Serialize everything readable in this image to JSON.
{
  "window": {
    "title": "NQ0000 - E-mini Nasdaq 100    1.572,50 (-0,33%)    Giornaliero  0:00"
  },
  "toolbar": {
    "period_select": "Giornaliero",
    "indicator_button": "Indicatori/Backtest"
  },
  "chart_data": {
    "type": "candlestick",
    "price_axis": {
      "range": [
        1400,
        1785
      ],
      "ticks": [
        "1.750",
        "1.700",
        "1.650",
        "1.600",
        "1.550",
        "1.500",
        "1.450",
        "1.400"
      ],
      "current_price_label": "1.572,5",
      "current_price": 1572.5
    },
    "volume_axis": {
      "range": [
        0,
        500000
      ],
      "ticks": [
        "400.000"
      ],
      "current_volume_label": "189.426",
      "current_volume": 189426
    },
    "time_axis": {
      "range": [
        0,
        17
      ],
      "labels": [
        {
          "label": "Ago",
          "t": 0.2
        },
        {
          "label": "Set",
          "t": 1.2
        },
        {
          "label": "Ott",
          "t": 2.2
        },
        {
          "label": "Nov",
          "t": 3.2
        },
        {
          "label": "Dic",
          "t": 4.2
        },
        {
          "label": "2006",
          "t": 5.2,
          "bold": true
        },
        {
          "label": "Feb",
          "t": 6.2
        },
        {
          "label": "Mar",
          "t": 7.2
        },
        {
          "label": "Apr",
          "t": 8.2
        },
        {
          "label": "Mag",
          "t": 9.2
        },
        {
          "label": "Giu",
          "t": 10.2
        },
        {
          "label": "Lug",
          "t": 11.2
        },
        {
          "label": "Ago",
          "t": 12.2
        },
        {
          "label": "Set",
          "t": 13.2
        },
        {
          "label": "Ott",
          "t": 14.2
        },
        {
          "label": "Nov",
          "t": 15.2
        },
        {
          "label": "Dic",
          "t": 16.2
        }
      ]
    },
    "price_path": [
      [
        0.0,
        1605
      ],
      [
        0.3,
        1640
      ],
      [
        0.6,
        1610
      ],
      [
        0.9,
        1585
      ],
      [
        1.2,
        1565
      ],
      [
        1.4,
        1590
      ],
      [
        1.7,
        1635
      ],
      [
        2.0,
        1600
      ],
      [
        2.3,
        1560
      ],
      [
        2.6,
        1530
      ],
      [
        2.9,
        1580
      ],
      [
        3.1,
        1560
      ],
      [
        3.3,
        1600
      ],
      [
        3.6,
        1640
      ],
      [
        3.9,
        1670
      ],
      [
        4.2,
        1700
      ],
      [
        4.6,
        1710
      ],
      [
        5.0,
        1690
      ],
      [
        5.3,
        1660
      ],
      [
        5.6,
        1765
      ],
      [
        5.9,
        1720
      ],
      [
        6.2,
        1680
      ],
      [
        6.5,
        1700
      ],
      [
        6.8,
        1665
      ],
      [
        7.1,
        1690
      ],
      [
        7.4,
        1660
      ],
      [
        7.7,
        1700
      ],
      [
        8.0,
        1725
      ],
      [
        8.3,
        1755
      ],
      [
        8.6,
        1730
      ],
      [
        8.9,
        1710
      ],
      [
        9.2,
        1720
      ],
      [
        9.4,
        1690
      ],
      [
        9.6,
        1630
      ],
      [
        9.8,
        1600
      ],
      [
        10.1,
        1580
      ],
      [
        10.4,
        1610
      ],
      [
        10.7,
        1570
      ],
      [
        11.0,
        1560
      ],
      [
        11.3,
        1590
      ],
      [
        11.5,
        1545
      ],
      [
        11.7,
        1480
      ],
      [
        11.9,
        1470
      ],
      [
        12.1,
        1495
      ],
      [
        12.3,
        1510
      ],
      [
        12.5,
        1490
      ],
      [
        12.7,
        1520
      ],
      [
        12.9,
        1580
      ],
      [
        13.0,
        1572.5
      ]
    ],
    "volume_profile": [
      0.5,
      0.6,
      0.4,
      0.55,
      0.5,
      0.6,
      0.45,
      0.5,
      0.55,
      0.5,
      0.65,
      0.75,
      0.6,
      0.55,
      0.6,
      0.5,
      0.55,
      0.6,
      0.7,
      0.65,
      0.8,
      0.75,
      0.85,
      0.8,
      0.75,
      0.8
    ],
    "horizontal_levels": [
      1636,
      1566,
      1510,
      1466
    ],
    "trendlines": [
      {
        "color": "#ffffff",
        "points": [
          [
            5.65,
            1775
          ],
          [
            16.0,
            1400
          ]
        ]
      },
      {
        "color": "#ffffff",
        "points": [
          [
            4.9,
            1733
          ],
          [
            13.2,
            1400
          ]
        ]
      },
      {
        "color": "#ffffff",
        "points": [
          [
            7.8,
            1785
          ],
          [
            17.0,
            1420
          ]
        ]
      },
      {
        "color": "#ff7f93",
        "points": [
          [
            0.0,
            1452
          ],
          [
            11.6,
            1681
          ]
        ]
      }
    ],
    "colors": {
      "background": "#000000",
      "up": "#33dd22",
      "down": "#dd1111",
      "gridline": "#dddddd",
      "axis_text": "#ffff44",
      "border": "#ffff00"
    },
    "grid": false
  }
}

**DESCRIPTION OF THE TASK**: Can you reproduce all the material exactly?

**RESULT OF THE TASK**:
Serialize everything readable in this image to JSON.
{
  "window": {
    "title": "NQ0000 - E-mini Nasdaq 100    1.572,50 (-0,33%)    Giornaliero  0:00"
  },
  "toolbar": {
    "period_select": "Giornaliero",
    "indicator_button": "Indicatori/Backtest"
  },
  "chart_data": {
    "type": "candlestick",
    "price_axis": {
      "range": [
        1400,
        1785
      ],
      "ticks": [
        "1.750",
        "1.700",
        "1.650",
        "1.600",
        "1.550",
        "1.500",
        "1.450",
        "1.400"
      ],
      "current_price_label": "1.572,5",
      "current_price": 1572.5
    },
    "volume_axis": {
      "range": [
        0,
        500000
      ],
      "ticks": [
        "400.000"
      ],
      "current_volume_label": "189.426",
      "current_volume": 189426
    },
    "time_axis": {
      "range": [
        0,
        17
      ],
      "labels": [
        {
          "label": "Ago",
          "t": 0.2
        },
        {
          "label": "Set",
          "t": 1.2
        },
        {
          "label": "Ott",
          "t": 2.2
        },
        {
          "label": "Nov",
          "t": 3.2
        },
        {
          "label": "Dic",
          "t": 4.2
        },
        {
          "label": "2006",
          "t": 5.2,
          "bold": true
        },
        {
          "label": "Feb",
          "t": 6.2
        },
        {
          "label": "Mar",
          "t": 7.2
        },
        {
          "label": "Apr",
          "t": 8.2
        },
        {
          "label": "Mag",
          "t": 9.2
        },
        {
          "label": "Giu",
          "t": 10.2
        },
        {
          "label": "Lug",
          "t": 11.2
        },
        {
          "label": "Ago",
          "t": 12.2
        },
        {
          "label": "Set",
          "t": 13.2
        },
        {
          "label": "Ott",
          "t": 14.2
        },
        {
          "label": "Nov",
          "t": 15.2
        },
        {
          "label": "Dic",
          "t": 16.2
        }
      ]
    },
    "price_path": [
      [
        0.0,
        1605
      ],
      [
        0.3,
        1640
      ],
      [
        0.6,
        1610
      ],
      [
        0.9,
        1585
      ],
      [
        1.2,
        1565
      ],
      [
        1.4,
        1590
      ],
      [
        1.7,
        1635
      ],
      [
        2.0,
        1600
      ],
      [
        2.3,
        1560
      ],
      [
        2.6,
        1530
      ],
      [
        2.9,
        1580
      ],
      [
        3.1,
        1560
      ],
      [
        3.3,
        1600
      ],
      [
        3.6,
        1640
      ],
      [
        3.9,
        1670
      ],
      [
        4.2,
        1700
      ],
      [
        4.6,
        1710
      ],
      [
        5.0,
        1690
      ],
      [
        5.3,
        1660
      ],
      [
        5.6,
        1765
      ],
      [
        5.9,
        1720
      ],
      [
        6.2,
        1680
      ],
      [
        6.5,
        1700
      ],
      [
        6.8,
        1665
      ],
      [
        7.1,
        1690
      ],
      [
        7.4,
        1660
      ],
      [
        7.7,
        1700
      ],
      [
        8.0,
        1725
      ],
      [
        8.3,
        1755
      ],
      [
        8.6,
        1730
      ],
      [
        8.9,
        1710
      ],
      [
        9.2,
        1720
      ],
      [
        9.4,
        1690
      ],
      [
        9.6,
        1630
      ],
      [
        9.8,
        1600
      ],
      [
        10.1,
        1580
      ],
      [
        10.4,
        1610
      ],
      [
        10.7,
        1570
      ],
      [
        11.0,
        1560
      ],
      [
        11.3,
        1590
      ],
      [
        11.5,
        1545
      ],
      [
        11.7,
        1480
      ],
      [
        11.9,
        1470
      ],
      [
        12.1,
        1495
      ],
      [
        12.3,
        1510
      ],
      [
        12.5,
        1490
      ],
      [
        12.7,
        1520
      ],
      [
        12.9,
        1580
      ],
      [
        13.0,
        1572.5
      ]
    ],
    "volume_profile": [
      0.5,
      0.6,
      0.4,
      0.55,
      0.5,
      0.6,
      0.45,
      0.5,
      0.55,
      0.5,
      0.65,
      0.75,
      0.6,
      0.55,
      0.6,
      0.5,
      0.55,
      0.6,
      0.7,
      0.65,
      0.8,
      0.75,
      0.85,
      0.8,
      0.75,
      0.8
    ],
    "horizontal_levels": [
      1636,
      1566,
      1510,
      1466
    ],
    "trendlines": [
      {
        "color": "#ffffff",
        "points": [
          [
            5.65,
            1775
          ],
          [
            16.0,
            1400
          ]
        ]
      },
      {
        "color": "#ffffff",
        "points": [
          [
            4.9,
            1733
          ],
          [
            13.2,
            1400
          ]
        ]
      },
      {
        "color": "#ffffff",
        "points": [
          [
            7.8,
            1785
          ],
          [
            17.0,
            1420
          ]
        ]
      },
      {
        "color": "#ff7f93",
        "points": [
          [
            0.0,
            1452
          ],
          [
            11.6,
            1681
          ]
        ]
      }
    ],
    "colors": {
      "background": "#000000",
      "up": "#33dd22",
      "down": "#dd1111",
      "gridline": "#dddddd",
      "axis_text": "#ffff44",
      "border": "#ffff00"
    },
    "grid": false
  }
}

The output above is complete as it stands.